'''

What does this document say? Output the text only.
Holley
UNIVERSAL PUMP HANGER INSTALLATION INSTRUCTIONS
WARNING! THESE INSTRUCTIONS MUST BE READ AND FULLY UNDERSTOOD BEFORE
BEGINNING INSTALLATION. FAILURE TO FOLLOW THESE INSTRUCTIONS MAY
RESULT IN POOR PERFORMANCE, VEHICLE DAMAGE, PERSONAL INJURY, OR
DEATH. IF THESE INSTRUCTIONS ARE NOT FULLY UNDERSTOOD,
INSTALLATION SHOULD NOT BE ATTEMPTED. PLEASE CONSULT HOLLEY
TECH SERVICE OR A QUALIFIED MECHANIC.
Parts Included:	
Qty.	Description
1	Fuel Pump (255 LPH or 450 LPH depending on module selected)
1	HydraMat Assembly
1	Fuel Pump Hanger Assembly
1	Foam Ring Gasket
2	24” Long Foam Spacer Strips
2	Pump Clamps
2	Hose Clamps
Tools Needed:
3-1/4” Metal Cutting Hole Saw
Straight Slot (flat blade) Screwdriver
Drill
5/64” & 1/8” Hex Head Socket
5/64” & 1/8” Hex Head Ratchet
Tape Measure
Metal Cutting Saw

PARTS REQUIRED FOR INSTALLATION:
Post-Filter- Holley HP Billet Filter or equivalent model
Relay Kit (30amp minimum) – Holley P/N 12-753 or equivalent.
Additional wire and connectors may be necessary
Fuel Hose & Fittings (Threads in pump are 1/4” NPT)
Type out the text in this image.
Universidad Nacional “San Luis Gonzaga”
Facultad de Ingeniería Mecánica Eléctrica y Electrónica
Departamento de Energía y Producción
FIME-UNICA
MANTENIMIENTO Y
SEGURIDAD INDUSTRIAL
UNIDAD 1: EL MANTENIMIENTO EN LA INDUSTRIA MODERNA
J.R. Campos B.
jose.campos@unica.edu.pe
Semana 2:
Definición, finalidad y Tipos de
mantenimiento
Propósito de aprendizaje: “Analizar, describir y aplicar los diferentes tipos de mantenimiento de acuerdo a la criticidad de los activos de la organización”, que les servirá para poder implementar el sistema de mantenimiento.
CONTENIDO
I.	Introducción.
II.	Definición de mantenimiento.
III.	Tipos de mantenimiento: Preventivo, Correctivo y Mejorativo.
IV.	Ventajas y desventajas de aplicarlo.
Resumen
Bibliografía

'''

Task objective
Please set down all the data word for word.

Answer
What does this document say? Output the text only.
Holley
UNIVERSAL PUMP HANGER INSTALLATION INSTRUCTIONS
WARNING! THESE INSTRUCTIONS MUST BE READ AND FULLY UNDERSTOOD BEFORE
BEGINNING INSTALLATION. FAILURE TO FOLLOW THESE INSTRUCTIONS MAY
RESULT IN POOR PERFORMANCE, VEHICLE DAMAGE, PERSONAL INJURY, OR
DEATH. IF THESE INSTRUCTIONS ARE NOT FULLY UNDERSTOOD,
INSTALLATION SHOULD NOT BE ATTEMPTED. PLEASE CONSULT HOLLEY
TECH SERVICE OR A QUALIFIED MECHANIC.
Parts Included:	
Qty.	Description
1	Fuel Pump (255 LPH or 450 LPH depending on module selected)
1	HydraMat Assembly
1	Fuel Pump Hanger Assembly
1	Foam Ring Gasket
2	24” Long Foam Spacer Strips
2	Pump Clamps
2	Hose Clamps
Tools Needed:
3-1/4” Metal Cutting Hole Saw
Straight Slot (flat blade) Screwdriver
Drill
5/64” & 1/8” Hex Head Socket
5/64” & 1/8” Hex Head Ratchet
Tape Measure
Metal Cutting Saw

PARTS REQUIRED FOR INSTALLATION:
Post-Filter- Holley HP Billet Filter or equivalent model
Relay Kit (30amp minimum) – Holley P/N 12-753 or equivalent.
Additional wire and connectors may be necessary
Fuel Hose & Fittings (Threads in pump are 1/4” NPT)
Type out the text in this image.
Universidad Nacional “San Luis Gonzaga”
Facultad de Ingeniería Mecánica Eléctrica y Electrónica
Departamento de Energía y Producción
FIME-UNICA
MANTENIMIENTO Y
SEGURIDAD INDUSTRIAL
UNIDAD 1: EL MANTENIMIENTO EN LA INDUSTRIA MODERNA
J.R. Campos B.
jose.campos@unica.edu.pe
Semana 2:
Definición, finalidad y Tipos de
mantenimiento
Propósito de aprendizaje: “Analizar, describir y aplicar los diferentes tipos de mantenimiento de acuerdo a la criticidad de los activos de la organización”, que les servirá para poder implementar el sistema de mantenimiento.
CONTENIDO
I.	Introducción.
II.	Definición de mantenimiento.
III.	Tipos de mantenimiento: Preventivo, Correctivo y Mejorativo.
IV.	Ventajas y desventajas de aplicarlo.
Resumen
Bibliografía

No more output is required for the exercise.